# Start of MATERIAL FOR THE TASK
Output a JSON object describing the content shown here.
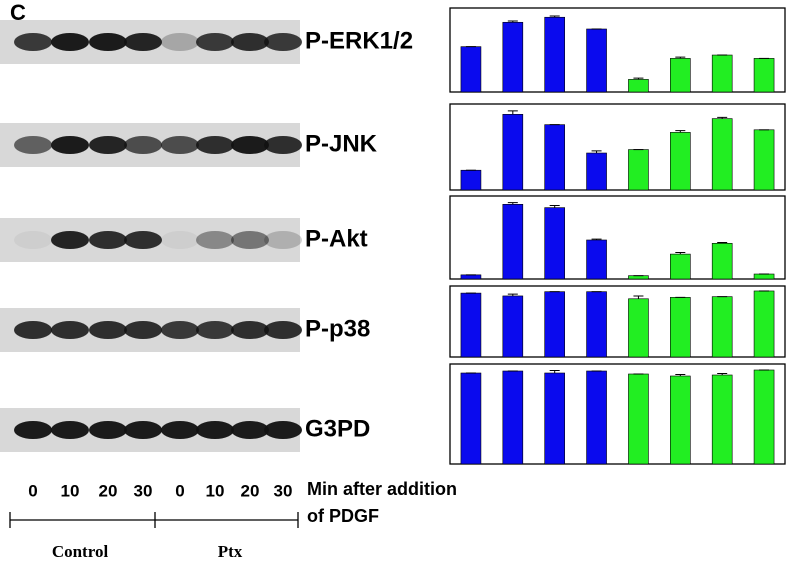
{
  "figure": {
    "panel_label": "C",
    "blots": [
      "P-ERK1/2",
      "P-JNK",
      "P-Akt",
      "P-p38",
      "G3PD"
    ],
    "lanes": [
      "0",
      "10",
      "20",
      "30",
      "0",
      "10",
      "20",
      "30"
    ],
    "axis_label_lines": [
      "Min after addition",
      "of PDGF"
    ],
    "groups": [
      "Control",
      "Ptx"
    ]
  },
  "chart_data": [
    {
      "type": "bar",
      "values": [
        54,
        83,
        89,
        75,
        15,
        40,
        44,
        40
      ],
      "errors": [
        0,
        1.5,
        1.5,
        0,
        1.5,
        1.5,
        0,
        0
      ],
      "colors": [
        "#0a0aee",
        "#0a0aee",
        "#0a0aee",
        "#0a0aee",
        "#22ee22",
        "#22ee22",
        "#22ee22",
        "#22ee22"
      ],
      "ylim": [
        0,
        100
      ]
    },
    {
      "type": "bar",
      "values": [
        23,
        88,
        76,
        43,
        47,
        67,
        83,
        70
      ],
      "errors": [
        0,
        4,
        0,
        2.5,
        0,
        2,
        1.5,
        0
      ],
      "colors": [
        "#0a0aee",
        "#0a0aee",
        "#0a0aee",
        "#0a0aee",
        "#22ee22",
        "#22ee22",
        "#22ee22",
        "#22ee22"
      ],
      "ylim": [
        0,
        100
      ]
    },
    {
      "type": "bar",
      "values": [
        5,
        90,
        86,
        47,
        4,
        30,
        43,
        6
      ],
      "errors": [
        0,
        2,
        2.5,
        1,
        0,
        2,
        1,
        0
      ],
      "colors": [
        "#0a0aee",
        "#0a0aee",
        "#0a0aee",
        "#0a0aee",
        "#22ee22",
        "#22ee22",
        "#22ee22",
        "#22ee22"
      ],
      "ylim": [
        0,
        100
      ]
    },
    {
      "type": "bar",
      "values": [
        90,
        86,
        92,
        92,
        82,
        84,
        85,
        93
      ],
      "errors": [
        0,
        2.5,
        0,
        0,
        4,
        0,
        0,
        0
      ],
      "colors": [
        "#0a0aee",
        "#0a0aee",
        "#0a0aee",
        "#0a0aee",
        "#22ee22",
        "#22ee22",
        "#22ee22",
        "#22ee22"
      ],
      "ylim": [
        0,
        100
      ]
    },
    {
      "type": "bar",
      "values": [
        91,
        93,
        91,
        93,
        90,
        88,
        89,
        94
      ],
      "errors": [
        0,
        0,
        2.5,
        0,
        0,
        1.5,
        1.5,
        0
      ],
      "colors": [
        "#0a0aee",
        "#0a0aee",
        "#0a0aee",
        "#0a0aee",
        "#22ee22",
        "#22ee22",
        "#22ee22",
        "#22ee22"
      ],
      "ylim": [
        0,
        100
      ]
    }
  ]
}
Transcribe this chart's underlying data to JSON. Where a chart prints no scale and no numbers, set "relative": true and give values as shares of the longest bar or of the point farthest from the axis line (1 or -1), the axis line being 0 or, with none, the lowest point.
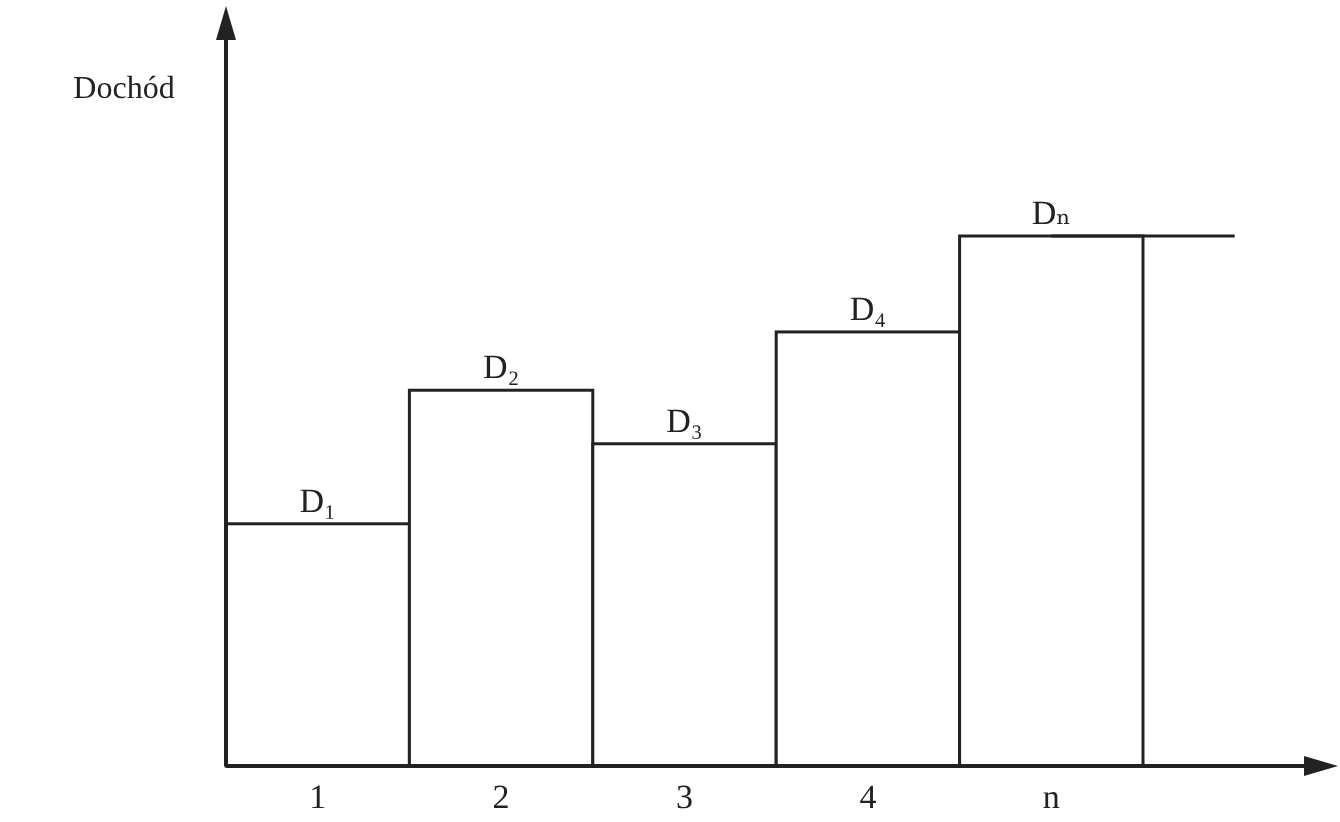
{
  "chart_data": {
    "type": "bar",
    "ylabel": "Dochód",
    "relative": true,
    "categories": [
      "1",
      "2",
      "3",
      "4",
      "n",
      null
    ],
    "series": [
      {
        "color": "#ffffff",
        "values": [
          0.457,
          0.709,
          0.608,
          0.819,
          1,
          null
        ]
      },
      {
        "type": "line",
        "color": "#222222",
        "values": [
          null,
          null,
          null,
          null,
          1,
          1
        ]
      }
    ],
    "annotations": [
      {
        "text": "D₁",
        "x": "1",
        "y": 0.457
      },
      {
        "text": "D₂",
        "x": "2",
        "y": 0.709
      },
      {
        "text": "D₃",
        "x": "3",
        "y": 0.608
      },
      {
        "text": "D₄",
        "x": "4",
        "y": 0.819
      },
      {
        "text": "Dₙ",
        "x": "n",
        "y": 1
      }
    ]
  }
}
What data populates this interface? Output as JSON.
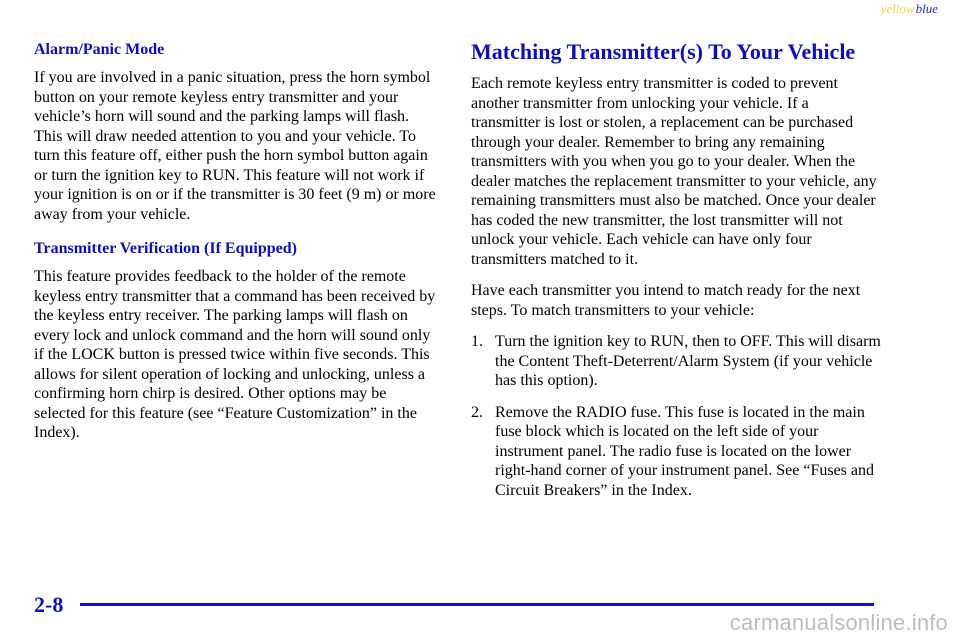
{
  "corner_tag": {
    "yellow": "yellow",
    "blue": "blue"
  },
  "left_column": {
    "alarm_heading": "Alarm/Panic Mode",
    "alarm_text": "If you are involved in a panic situation, press the horn symbol button on your remote keyless entry transmitter and your vehicle’s horn will sound and the parking lamps will flash. This will draw needed attention to you and your vehicle. To turn this feature off, either push the horn symbol button again or turn the ignition key to RUN. This feature will not work if your ignition is on or if the transmitter is 30 feet (9 m) or more away from your vehicle.",
    "verification_heading": "Transmitter Verification (If Equipped)",
    "verification_text": "This feature provides feedback to the holder of the remote keyless entry transmitter that a command has been received by the keyless entry receiver. The parking lamps will flash on every lock and unlock command and the horn will sound only if the LOCK button is pressed twice within five seconds. This allows for silent operation of locking and unlocking, unless a confirming horn chirp is desired. Other options may be selected for this feature (see “Feature Customization” in the Index)."
  },
  "right_column": {
    "heading": "Matching Transmitter(s) To Your Vehicle",
    "intro_text": "Each remote keyless entry transmitter is coded to prevent another transmitter from unlocking your vehicle. If a transmitter is lost or stolen, a replacement can be purchased through your dealer. Remember to bring any remaining transmitters with you when you go to your dealer. When the dealer matches the replacement transmitter to your vehicle, any remaining transmitters must also be matched. Once your dealer has coded the new transmitter, the lost transmitter will not unlock your vehicle. Each vehicle can have only four transmitters matched to it.",
    "steps_intro": "Have each transmitter you intend to match ready for the next steps. To match transmitters to your vehicle:",
    "steps": [
      {
        "number": "1.",
        "text": "Turn the ignition key to RUN, then to OFF. This will disarm the Content Theft‑Deterrent/Alarm System (if your vehicle has this option)."
      },
      {
        "number": "2.",
        "text": "Remove the RADIO fuse. This fuse is located in the main fuse block which is located on the left side of your instrument panel. The radio fuse is located on the lower right‑hand corner of your instrument panel. See “Fuses and Circuit Breakers” in the Index."
      }
    ]
  },
  "footer": {
    "page_number": "2-8"
  },
  "watermark": "carmanualsonline.info",
  "colors": {
    "heading_blue": "#0d0dc8",
    "corner_yellow": "#e8d84a",
    "corner_blue": "#1e2bd6",
    "watermark_gray": "#bdbdbd"
  }
}
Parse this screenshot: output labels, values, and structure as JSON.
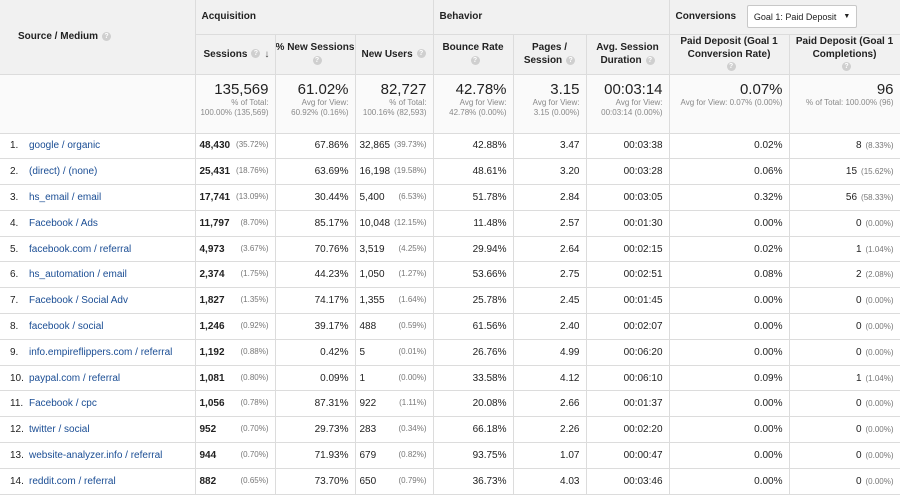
# End of MATERIAL FOR THE TASK
(WHAT THE EXERCISE ASKS):
All of the entries above should be copied exactly, except for the pictures.

(SOLUTION):
Output a JSON object describing the content shown here.
{
  "figure": {
    "panel_label": "C",
    "blots": [
      "P-ERK1/2",
      "P-JNK",
      "P-Akt",
      "P-p38",
      "G3PD"
    ],
    "lanes": [
      "0",
      "10",
      "20",
      "30",
      "0",
      "10",
      "20",
      "30"
    ],
    "axis_label_lines": [
      "Min after addition",
      "of PDGF"
    ],
    "groups": [
      "Control",
      "Ptx"
    ]
  },
  "chart_data": [
    {
      "type": "bar",
      "values": [
        54,
        83,
        89,
        75,
        15,
        40,
        44,
        40
      ],
      "errors": [
        0,
        1.5,
        1.5,
        0,
        1.5,
        1.5,
        0,
        0
      ],
      "colors": [
        "#0a0aee",
        "#0a0aee",
        "#0a0aee",
        "#0a0aee",
        "#22ee22",
        "#22ee22",
        "#22ee22",
        "#22ee22"
      ],
      "ylim": [
        0,
        100
      ]
    },
    {
      "type": "bar",
      "values": [
        23,
        88,
        76,
        43,
        47,
        67,
        83,
        70
      ],
      "errors": [
        0,
        4,
        0,
        2.5,
        0,
        2,
        1.5,
        0
      ],
      "colors": [
        "#0a0aee",
        "#0a0aee",
        "#0a0aee",
        "#0a0aee",
        "#22ee22",
        "#22ee22",
        "#22ee22",
        "#22ee22"
      ],
      "ylim": [
        0,
        100
      ]
    },
    {
      "type": "bar",
      "values": [
        5,
        90,
        86,
        47,
        4,
        30,
        43,
        6
      ],
      "errors": [
        0,
        2,
        2.5,
        1,
        0,
        2,
        1,
        0
      ],
      "colors": [
        "#0a0aee",
        "#0a0aee",
        "#0a0aee",
        "#0a0aee",
        "#22ee22",
        "#22ee22",
        "#22ee22",
        "#22ee22"
      ],
      "ylim": [
        0,
        100
      ]
    },
    {
      "type": "bar",
      "values": [
        90,
        86,
        92,
        92,
        82,
        84,
        85,
        93
      ],
      "errors": [
        0,
        2.5,
        0,
        0,
        4,
        0,
        0,
        0
      ],
      "colors": [
        "#0a0aee",
        "#0a0aee",
        "#0a0aee",
        "#0a0aee",
        "#22ee22",
        "#22ee22",
        "#22ee22",
        "#22ee22"
      ],
      "ylim": [
        0,
        100
      ]
    },
    {
      "type": "bar",
      "values": [
        91,
        93,
        91,
        93,
        90,
        88,
        89,
        94
      ],
      "errors": [
        0,
        0,
        2.5,
        0,
        0,
        1.5,
        1.5,
        0
      ],
      "colors": [
        "#0a0aee",
        "#0a0aee",
        "#0a0aee",
        "#0a0aee",
        "#22ee22",
        "#22ee22",
        "#22ee22",
        "#22ee22"
      ],
      "ylim": [
        0,
        100
      ]
    }
  ]
}
Transcribe this chart's underlying data to JSON. Where a chart prints no scale and no numbers, set "relative": true and give values as shares of the longest bar or of the point farthest from the axis line (1 or -1), the axis line being 0 or, with none, the lowest point.
{
  "chart_data": {
    "type": "bar",
    "ylabel": "Dochód",
    "relative": true,
    "categories": [
      "1",
      "2",
      "3",
      "4",
      "n",
      null
    ],
    "series": [
      {
        "color": "#ffffff",
        "values": [
          0.457,
          0.709,
          0.608,
          0.819,
          1,
          null
        ]
      },
      {
        "type": "line",
        "color": "#222222",
        "values": [
          null,
          null,
          null,
          null,
          1,
          1
        ]
      }
    ],
    "annotations": [
      {
        "text": "D₁",
        "x": "1",
        "y": 0.457
      },
      {
        "text": "D₂",
        "x": "2",
        "y": 0.709
      },
      {
        "text": "D₃",
        "x": "3",
        "y": 0.608
      },
      {
        "text": "D₄",
        "x": "4",
        "y": 0.819
      },
      {
        "text": "Dₙ",
        "x": "n",
        "y": 1
      }
    ]
  }
}
What data populates this interface? Output as JSON.
{
  "corner_tag": {
    "yellow": "yellow",
    "blue": "blue"
  },
  "left_column": {
    "alarm_heading": "Alarm/Panic Mode",
    "alarm_text": "If you are involved in a panic situation, press the horn symbol button on your remote keyless entry transmitter and your vehicle’s horn will sound and the parking lamps will flash. This will draw needed attention to you and your vehicle. To turn this feature off, either push the horn symbol button again or turn the ignition key to RUN. This feature will not work if your ignition is on or if the transmitter is 30 feet (9 m) or more away from your vehicle.",
    "verification_heading": "Transmitter Verification (If Equipped)",
    "verification_text": "This feature provides feedback to the holder of the remote keyless entry transmitter that a command has been received by the keyless entry receiver. The parking lamps will flash on every lock and unlock command and the horn will sound only if the LOCK button is pressed twice within five seconds. This allows for silent operation of locking and unlocking, unless a confirming horn chirp is desired. Other options may be selected for this feature (see “Feature Customization” in the Index)."
  },
  "right_column": {
    "heading": "Matching Transmitter(s) To Your Vehicle",
    "intro_text": "Each remote keyless entry transmitter is coded to prevent another transmitter from unlocking your vehicle. If a transmitter is lost or stolen, a replacement can be purchased through your dealer. Remember to bring any remaining transmitters with you when you go to your dealer. When the dealer matches the replacement transmitter to your vehicle, any remaining transmitters must also be matched. Once your dealer has coded the new transmitter, the lost transmitter will not unlock your vehicle. Each vehicle can have only four transmitters matched to it.",
    "steps_intro": "Have each transmitter you intend to match ready for the next steps. To match transmitters to your vehicle:",
    "steps": [
      {
        "number": "1.",
        "text": "Turn the ignition key to RUN, then to OFF. This will disarm the Content Theft‑Deterrent/Alarm System (if your vehicle has this option)."
      },
      {
        "number": "2.",
        "text": "Remove the RADIO fuse. This fuse is located in the main fuse block which is located on the left side of your instrument panel. The radio fuse is located on the lower right‑hand corner of your instrument panel. See “Fuses and Circuit Breakers” in the Index."
      }
    ]
  },
  "footer": {
    "page_number": "2-8"
  },
  "watermark": "carmanualsonline.info",
  "colors": {
    "heading_blue": "#0d0dc8",
    "corner_yellow": "#e8d84a",
    "corner_blue": "#1e2bd6",
    "watermark_gray": "#bdbdbd"
  }
}
Parse this screenshot: output labels, values, and structure as JSON.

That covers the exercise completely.